#### INSTRUCTION:
Rename "Polygon shape" to "Polygon region" in the rows starting at the line containing "Circle shape [556, 261, 563, 269]" and ending at the line containing "FancyBboxPatch shape [26, 277, 335, 319]", both included. Give back only those lines, with everything else unchanged.

Dataset items
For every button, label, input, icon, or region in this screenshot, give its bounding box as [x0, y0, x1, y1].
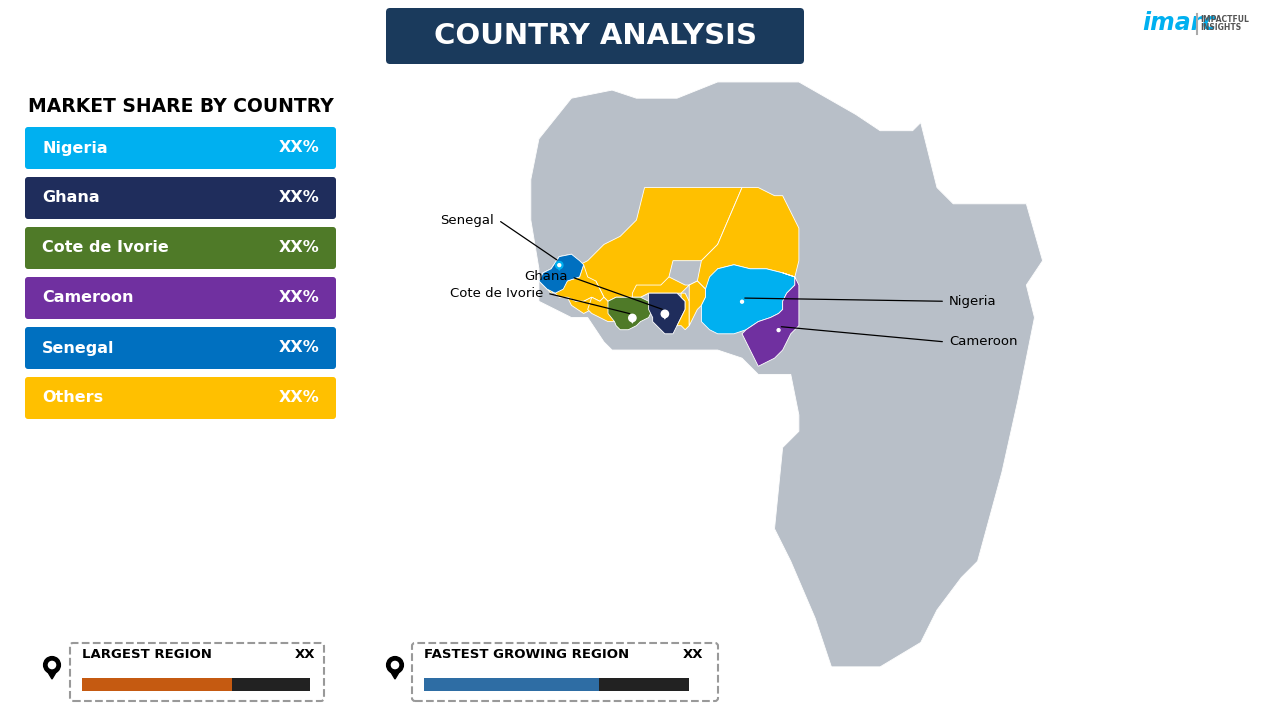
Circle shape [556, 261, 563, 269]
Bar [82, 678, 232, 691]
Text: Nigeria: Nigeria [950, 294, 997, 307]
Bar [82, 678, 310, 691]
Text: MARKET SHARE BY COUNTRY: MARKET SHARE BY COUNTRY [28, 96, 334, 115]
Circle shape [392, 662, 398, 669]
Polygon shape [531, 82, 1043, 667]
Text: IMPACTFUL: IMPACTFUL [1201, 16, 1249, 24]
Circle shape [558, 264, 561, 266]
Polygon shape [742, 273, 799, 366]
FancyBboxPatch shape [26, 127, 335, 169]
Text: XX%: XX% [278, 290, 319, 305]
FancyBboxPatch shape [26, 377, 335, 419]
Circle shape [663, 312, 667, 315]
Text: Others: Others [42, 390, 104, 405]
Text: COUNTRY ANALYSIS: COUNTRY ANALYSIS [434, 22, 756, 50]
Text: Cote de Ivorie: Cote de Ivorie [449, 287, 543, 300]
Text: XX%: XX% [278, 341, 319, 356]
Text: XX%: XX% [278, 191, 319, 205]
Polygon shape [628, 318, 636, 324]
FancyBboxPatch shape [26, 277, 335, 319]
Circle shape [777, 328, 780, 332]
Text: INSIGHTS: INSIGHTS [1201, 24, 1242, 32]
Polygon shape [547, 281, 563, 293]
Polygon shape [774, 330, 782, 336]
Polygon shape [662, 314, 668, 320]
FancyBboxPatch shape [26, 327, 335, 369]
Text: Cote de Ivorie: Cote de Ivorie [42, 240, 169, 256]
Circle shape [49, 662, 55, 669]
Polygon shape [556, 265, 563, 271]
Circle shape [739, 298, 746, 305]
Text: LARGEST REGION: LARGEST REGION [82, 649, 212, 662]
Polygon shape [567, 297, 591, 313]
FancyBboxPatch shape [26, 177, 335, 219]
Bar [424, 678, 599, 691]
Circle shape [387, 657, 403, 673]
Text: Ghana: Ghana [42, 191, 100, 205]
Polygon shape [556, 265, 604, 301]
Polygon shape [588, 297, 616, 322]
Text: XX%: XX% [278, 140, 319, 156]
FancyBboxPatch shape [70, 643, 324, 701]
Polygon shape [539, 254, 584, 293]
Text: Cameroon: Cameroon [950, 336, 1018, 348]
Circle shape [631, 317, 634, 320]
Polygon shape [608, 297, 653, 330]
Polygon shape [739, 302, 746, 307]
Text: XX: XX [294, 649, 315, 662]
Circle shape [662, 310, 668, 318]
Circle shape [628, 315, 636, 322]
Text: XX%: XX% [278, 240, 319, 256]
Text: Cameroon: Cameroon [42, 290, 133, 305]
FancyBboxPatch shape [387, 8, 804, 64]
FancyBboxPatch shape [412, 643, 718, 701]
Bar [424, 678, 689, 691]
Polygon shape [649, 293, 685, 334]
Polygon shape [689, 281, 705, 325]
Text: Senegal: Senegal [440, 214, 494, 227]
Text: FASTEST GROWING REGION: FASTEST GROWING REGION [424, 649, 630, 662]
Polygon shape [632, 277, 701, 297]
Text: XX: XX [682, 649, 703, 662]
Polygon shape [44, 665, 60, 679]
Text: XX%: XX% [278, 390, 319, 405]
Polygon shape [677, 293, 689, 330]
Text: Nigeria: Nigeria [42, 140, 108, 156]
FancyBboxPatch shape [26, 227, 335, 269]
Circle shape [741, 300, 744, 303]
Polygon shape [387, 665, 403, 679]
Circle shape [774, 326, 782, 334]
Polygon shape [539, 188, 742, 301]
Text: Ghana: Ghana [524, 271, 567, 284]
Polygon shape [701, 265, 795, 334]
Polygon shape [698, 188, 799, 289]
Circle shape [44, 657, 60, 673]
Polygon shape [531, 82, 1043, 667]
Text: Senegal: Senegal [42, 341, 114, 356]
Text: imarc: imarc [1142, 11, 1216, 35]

---

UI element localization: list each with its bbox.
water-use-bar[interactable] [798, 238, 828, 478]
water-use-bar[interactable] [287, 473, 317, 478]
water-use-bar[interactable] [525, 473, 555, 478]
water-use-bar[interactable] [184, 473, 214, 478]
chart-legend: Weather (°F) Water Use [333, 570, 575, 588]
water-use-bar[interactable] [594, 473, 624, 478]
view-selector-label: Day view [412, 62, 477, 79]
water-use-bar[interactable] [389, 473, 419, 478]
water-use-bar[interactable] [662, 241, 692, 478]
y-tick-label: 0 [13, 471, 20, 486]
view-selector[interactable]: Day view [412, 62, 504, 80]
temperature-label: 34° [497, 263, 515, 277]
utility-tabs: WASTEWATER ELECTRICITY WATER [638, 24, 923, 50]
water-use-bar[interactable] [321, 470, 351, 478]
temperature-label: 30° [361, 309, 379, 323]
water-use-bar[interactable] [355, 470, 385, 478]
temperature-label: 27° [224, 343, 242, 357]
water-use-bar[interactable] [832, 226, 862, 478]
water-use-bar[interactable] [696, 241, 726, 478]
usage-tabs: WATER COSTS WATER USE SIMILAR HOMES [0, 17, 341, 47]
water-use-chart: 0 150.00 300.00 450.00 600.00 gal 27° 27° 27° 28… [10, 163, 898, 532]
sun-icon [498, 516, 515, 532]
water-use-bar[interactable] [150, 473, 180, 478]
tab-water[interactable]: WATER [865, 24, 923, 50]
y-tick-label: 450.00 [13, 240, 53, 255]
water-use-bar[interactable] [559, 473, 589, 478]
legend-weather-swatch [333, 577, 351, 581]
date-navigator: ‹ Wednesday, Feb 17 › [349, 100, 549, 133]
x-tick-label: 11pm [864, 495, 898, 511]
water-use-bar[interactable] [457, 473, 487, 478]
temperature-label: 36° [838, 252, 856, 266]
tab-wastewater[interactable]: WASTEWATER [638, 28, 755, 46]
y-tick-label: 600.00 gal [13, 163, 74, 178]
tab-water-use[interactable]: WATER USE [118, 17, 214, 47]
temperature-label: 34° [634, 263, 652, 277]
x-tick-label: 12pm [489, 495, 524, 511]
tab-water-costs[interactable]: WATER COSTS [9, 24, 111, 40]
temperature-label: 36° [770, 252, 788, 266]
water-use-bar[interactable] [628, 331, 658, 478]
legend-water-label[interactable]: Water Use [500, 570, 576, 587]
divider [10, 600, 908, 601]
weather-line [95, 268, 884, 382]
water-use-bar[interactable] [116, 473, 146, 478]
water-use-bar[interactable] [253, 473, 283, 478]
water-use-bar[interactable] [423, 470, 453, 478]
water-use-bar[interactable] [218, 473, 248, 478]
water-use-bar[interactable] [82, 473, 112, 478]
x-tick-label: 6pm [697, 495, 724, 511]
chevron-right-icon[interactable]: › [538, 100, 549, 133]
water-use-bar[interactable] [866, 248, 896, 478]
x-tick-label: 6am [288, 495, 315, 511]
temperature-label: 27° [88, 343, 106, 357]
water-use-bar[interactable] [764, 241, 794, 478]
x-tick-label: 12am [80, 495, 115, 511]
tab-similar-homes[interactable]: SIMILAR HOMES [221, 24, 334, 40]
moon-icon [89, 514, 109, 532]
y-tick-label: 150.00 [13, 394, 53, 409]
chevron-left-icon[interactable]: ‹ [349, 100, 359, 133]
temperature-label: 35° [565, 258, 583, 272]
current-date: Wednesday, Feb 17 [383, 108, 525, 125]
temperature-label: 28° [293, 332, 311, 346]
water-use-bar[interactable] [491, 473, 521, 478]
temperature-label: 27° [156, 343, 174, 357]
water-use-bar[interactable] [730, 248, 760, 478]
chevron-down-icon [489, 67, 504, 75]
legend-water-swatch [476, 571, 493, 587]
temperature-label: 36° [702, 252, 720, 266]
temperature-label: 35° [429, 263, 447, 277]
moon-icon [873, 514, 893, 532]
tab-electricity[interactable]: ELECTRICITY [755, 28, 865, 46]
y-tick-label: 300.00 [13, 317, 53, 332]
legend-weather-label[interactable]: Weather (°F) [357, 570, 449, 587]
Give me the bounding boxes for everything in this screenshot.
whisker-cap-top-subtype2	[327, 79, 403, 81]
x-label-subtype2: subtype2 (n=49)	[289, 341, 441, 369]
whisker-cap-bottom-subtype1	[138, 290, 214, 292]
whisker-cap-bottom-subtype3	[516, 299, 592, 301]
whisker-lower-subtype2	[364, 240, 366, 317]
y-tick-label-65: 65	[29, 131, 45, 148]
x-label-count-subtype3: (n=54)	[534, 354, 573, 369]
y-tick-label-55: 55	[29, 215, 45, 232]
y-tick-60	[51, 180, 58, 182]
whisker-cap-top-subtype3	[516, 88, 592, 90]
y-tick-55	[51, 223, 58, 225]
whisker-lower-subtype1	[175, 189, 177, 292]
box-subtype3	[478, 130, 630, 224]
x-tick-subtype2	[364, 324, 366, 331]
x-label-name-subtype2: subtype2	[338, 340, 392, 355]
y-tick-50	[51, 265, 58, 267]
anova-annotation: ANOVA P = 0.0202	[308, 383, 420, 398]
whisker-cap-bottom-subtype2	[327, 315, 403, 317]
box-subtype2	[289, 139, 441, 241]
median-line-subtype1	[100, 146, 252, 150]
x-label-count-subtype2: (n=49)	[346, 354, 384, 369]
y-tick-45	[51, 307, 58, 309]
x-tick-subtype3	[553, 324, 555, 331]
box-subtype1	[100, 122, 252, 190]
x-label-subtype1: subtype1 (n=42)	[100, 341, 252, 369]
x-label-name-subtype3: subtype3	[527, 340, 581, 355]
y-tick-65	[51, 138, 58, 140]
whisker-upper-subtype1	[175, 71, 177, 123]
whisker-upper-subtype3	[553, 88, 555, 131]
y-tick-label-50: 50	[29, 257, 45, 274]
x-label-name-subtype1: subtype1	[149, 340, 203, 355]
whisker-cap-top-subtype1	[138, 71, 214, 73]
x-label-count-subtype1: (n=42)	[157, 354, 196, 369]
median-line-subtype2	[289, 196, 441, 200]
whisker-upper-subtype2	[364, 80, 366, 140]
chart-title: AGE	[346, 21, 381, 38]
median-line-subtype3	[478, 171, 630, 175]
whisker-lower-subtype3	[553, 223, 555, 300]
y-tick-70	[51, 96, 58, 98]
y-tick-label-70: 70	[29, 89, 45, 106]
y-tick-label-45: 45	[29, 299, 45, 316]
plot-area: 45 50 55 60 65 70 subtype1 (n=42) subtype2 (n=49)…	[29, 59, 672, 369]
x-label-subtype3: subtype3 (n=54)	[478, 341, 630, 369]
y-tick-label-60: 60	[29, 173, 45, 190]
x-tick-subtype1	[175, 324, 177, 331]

#### RIGHT ANSWER:
Circle shape [556, 261, 563, 269]
Bar [82, 678, 232, 691]
Text: Nigeria: Nigeria [950, 294, 997, 307]
Bar [82, 678, 310, 691]
Text: MARKET SHARE BY COUNTRY: MARKET SHARE BY COUNTRY [28, 96, 334, 115]
Circle shape [392, 662, 398, 669]
Polygon region [531, 82, 1043, 667]
Text: IMPACTFUL: IMPACTFUL [1201, 16, 1249, 24]
Circle shape [558, 264, 561, 266]
Polygon region [742, 273, 799, 366]
FancyBboxPatch shape [26, 127, 335, 169]
Text: XX%: XX% [278, 290, 319, 305]
FancyBboxPatch shape [26, 377, 335, 419]
Circle shape [663, 312, 667, 315]
Text: Others: Others [42, 390, 104, 405]
Text: COUNTRY ANALYSIS: COUNTRY ANALYSIS [434, 22, 756, 50]
Text: Cote de Ivorie: Cote de Ivorie [449, 287, 543, 300]
Text: XX%: XX% [278, 341, 319, 356]
Text: XX%: XX% [278, 191, 319, 205]
Polygon region [628, 318, 636, 324]
FancyBboxPatch shape [26, 277, 335, 319]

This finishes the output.